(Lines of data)
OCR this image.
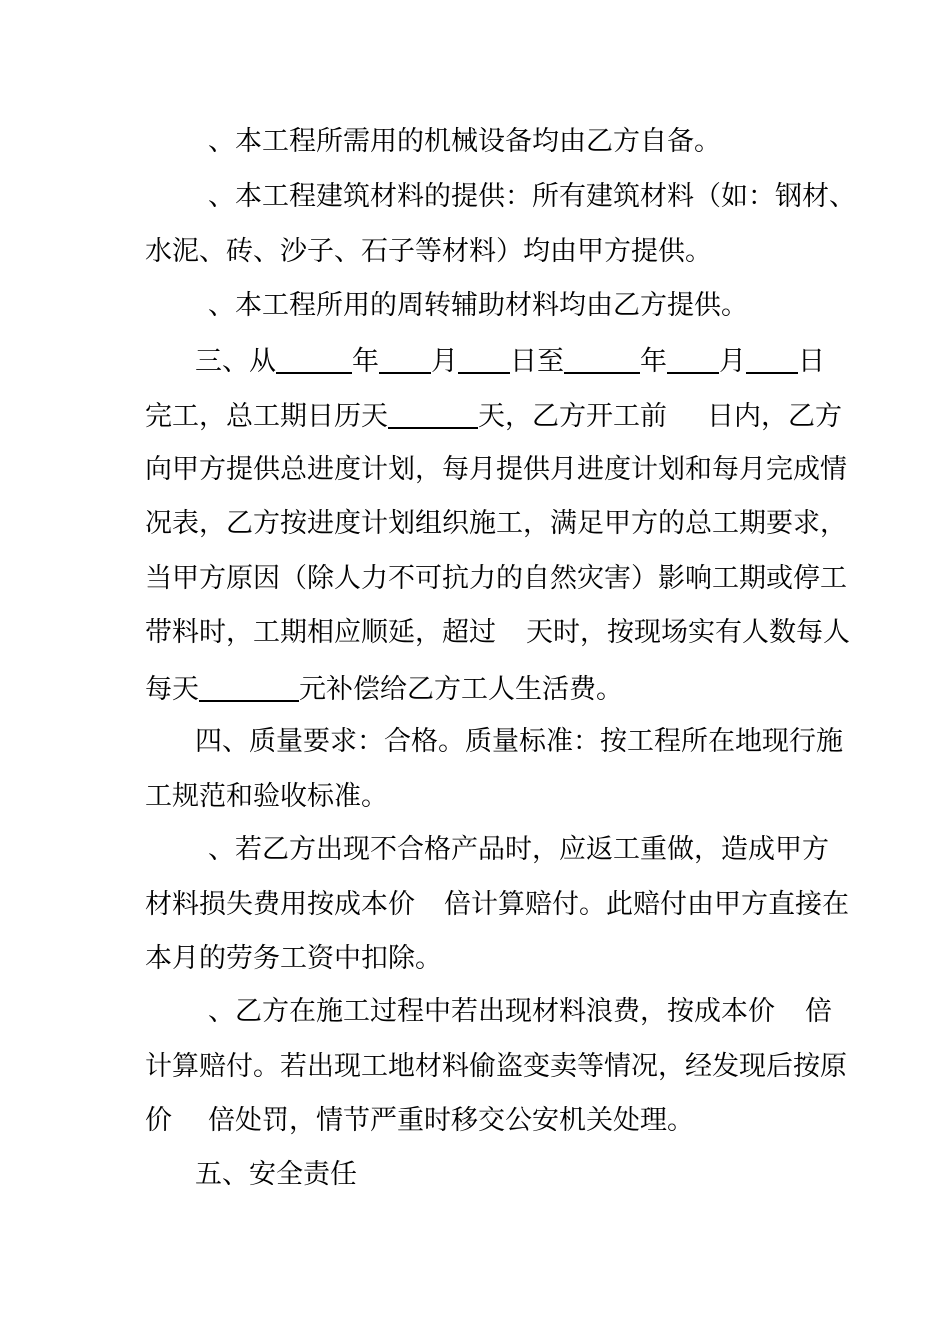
、本工程所需用的机械设备均由乙方自备。
、本工程建筑材料的提供：所有建筑材料（如：钢材、
水泥、砖、沙子、石子等材料）均由甲方提供。
、本工程所用的周转辅助材料均由乙方提供。
三、从	年 月 日至	年 月 日
完工，总工期日历天	天，乙方开工前 日内，乙方
向甲方提供总进度计划，每月提供月进度计划和每月完成情
况表，乙方按进度计划组织施工，满足甲方的总工期要求，
当甲方原因（除人力不可抗力的自然灾害）影响工期或停工
带料时，工期相应顺延，超过 天时，按现场实有人数每人
每天	元补偿给乙方工人生活费。
四、质量要求：合格。质量标准：按工程所在地现行施
工规范和验收标准。
、若乙方出现不合格产品时，应返工重做，造成甲方
材料损失费用按成本价 倍计算赔付。此赔付由甲方直接在
本月的劳务工资中扣除。
、乙方在施工过程中若出现材料浪费，按成本价 倍
计算赔付。若出现工地材料偷盗变卖等情况，经发现后按原
价 倍处罚，情节严重时移交公安机关处理。
五、安全责任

**Given instruction:** Go through the listing above and write it all out exactly, leaving out any picture.

**Solved problem:**
OCR this image.
、本工程所需用的机械设备均由乙方自备。
、本工程建筑材料的提供：所有建筑材料（如：钢材、
水泥、砖、沙子、石子等材料）均由甲方提供。
、本工程所用的周转辅助材料均由乙方提供。
三、从	年 月 日至	年 月 日
完工，总工期日历天	天，乙方开工前 日内，乙方
向甲方提供总进度计划，每月提供月进度计划和每月完成情
况表，乙方按进度计划组织施工，满足甲方的总工期要求，
当甲方原因（除人力不可抗力的自然灾害）影响工期或停工
带料时，工期相应顺延，超过 天时，按现场实有人数每人
每天	元补偿给乙方工人生活费。
四、质量要求：合格。质量标准：按工程所在地现行施
工规范和验收标准。
、若乙方出现不合格产品时，应返工重做，造成甲方
材料损失费用按成本价 倍计算赔付。此赔付由甲方直接在
本月的劳务工资中扣除。
、乙方在施工过程中若出现材料浪费，按成本价 倍
计算赔付。若出现工地材料偷盗变卖等情况，经发现后按原
价 倍处罚，情节严重时移交公安机关处理。
五、安全责任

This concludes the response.